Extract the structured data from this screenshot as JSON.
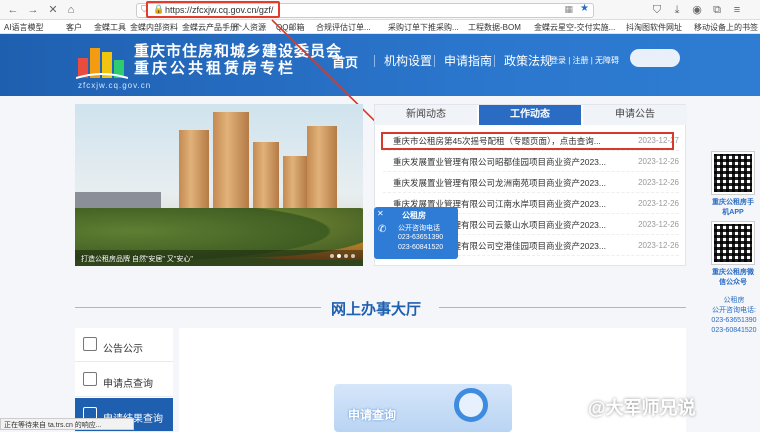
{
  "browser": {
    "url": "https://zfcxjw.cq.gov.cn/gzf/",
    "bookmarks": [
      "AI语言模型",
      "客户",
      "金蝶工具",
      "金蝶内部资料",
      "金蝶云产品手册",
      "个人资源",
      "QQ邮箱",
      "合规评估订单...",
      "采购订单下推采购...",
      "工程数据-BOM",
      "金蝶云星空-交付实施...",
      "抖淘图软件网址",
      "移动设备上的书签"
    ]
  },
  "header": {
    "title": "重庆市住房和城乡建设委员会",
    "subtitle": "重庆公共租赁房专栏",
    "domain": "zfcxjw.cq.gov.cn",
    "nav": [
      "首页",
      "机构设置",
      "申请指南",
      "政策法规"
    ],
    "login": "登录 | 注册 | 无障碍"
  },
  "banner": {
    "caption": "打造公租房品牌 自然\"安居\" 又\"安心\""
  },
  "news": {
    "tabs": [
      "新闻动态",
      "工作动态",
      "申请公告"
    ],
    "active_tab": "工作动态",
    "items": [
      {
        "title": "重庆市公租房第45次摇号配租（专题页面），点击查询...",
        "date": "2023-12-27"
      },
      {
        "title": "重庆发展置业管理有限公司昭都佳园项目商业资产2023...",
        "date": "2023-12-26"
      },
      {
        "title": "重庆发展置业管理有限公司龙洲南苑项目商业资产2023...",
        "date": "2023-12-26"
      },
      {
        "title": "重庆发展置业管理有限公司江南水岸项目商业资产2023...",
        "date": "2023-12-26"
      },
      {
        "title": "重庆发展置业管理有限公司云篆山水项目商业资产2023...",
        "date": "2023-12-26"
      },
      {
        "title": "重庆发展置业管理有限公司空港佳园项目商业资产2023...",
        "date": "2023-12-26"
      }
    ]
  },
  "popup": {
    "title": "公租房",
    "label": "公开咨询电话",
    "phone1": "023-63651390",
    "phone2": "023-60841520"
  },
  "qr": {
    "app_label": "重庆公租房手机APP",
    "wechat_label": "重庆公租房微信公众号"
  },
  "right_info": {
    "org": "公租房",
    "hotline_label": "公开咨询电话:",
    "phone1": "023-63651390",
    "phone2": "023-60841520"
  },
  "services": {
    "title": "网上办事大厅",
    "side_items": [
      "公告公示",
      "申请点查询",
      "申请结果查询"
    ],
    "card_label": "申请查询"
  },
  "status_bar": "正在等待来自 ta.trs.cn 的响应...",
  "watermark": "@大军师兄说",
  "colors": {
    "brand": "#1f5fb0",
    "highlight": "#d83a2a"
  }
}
-*-
**Aim:**
Output every entry word for word, but omit the pictures.

**Result of this exercise:**
Extract the structured data from this screenshot as JSON.
{
  "browser": {
    "url": "https://zfcxjw.cq.gov.cn/gzf/",
    "bookmarks": [
      "AI语言模型",
      "客户",
      "金蝶工具",
      "金蝶内部资料",
      "金蝶云产品手册",
      "个人资源",
      "QQ邮箱",
      "合规评估订单...",
      "采购订单下推采购...",
      "工程数据-BOM",
      "金蝶云星空-交付实施...",
      "抖淘图软件网址",
      "移动设备上的书签"
    ]
  },
  "header": {
    "title": "重庆市住房和城乡建设委员会",
    "subtitle": "重庆公共租赁房专栏",
    "domain": "zfcxjw.cq.gov.cn",
    "nav": [
      "首页",
      "机构设置",
      "申请指南",
      "政策法规"
    ],
    "login": "登录 | 注册 | 无障碍"
  },
  "banner": {
    "caption": "打造公租房品牌 自然\"安居\" 又\"安心\""
  },
  "news": {
    "tabs": [
      "新闻动态",
      "工作动态",
      "申请公告"
    ],
    "active_tab": "工作动态",
    "items": [
      {
        "title": "重庆市公租房第45次摇号配租（专题页面），点击查询...",
        "date": "2023-12-27"
      },
      {
        "title": "重庆发展置业管理有限公司昭都佳园项目商业资产2023...",
        "date": "2023-12-26"
      },
      {
        "title": "重庆发展置业管理有限公司龙洲南苑项目商业资产2023...",
        "date": "2023-12-26"
      },
      {
        "title": "重庆发展置业管理有限公司江南水岸项目商业资产2023...",
        "date": "2023-12-26"
      },
      {
        "title": "重庆发展置业管理有限公司云篆山水项目商业资产2023...",
        "date": "2023-12-26"
      },
      {
        "title": "重庆发展置业管理有限公司空港佳园项目商业资产2023...",
        "date": "2023-12-26"
      }
    ]
  },
  "popup": {
    "title": "公租房",
    "label": "公开咨询电话",
    "phone1": "023-63651390",
    "phone2": "023-60841520"
  },
  "qr": {
    "app_label": "重庆公租房手机APP",
    "wechat_label": "重庆公租房微信公众号"
  },
  "right_info": {
    "org": "公租房",
    "hotline_label": "公开咨询电话:",
    "phone1": "023-63651390",
    "phone2": "023-60841520"
  },
  "services": {
    "title": "网上办事大厅",
    "side_items": [
      "公告公示",
      "申请点查询",
      "申请结果查询"
    ],
    "card_label": "申请查询"
  },
  "status_bar": "正在等待来自 ta.trs.cn 的响应...",
  "watermark": "@大军师兄说",
  "colors": {
    "brand": "#1f5fb0",
    "highlight": "#d83a2a"
  }
}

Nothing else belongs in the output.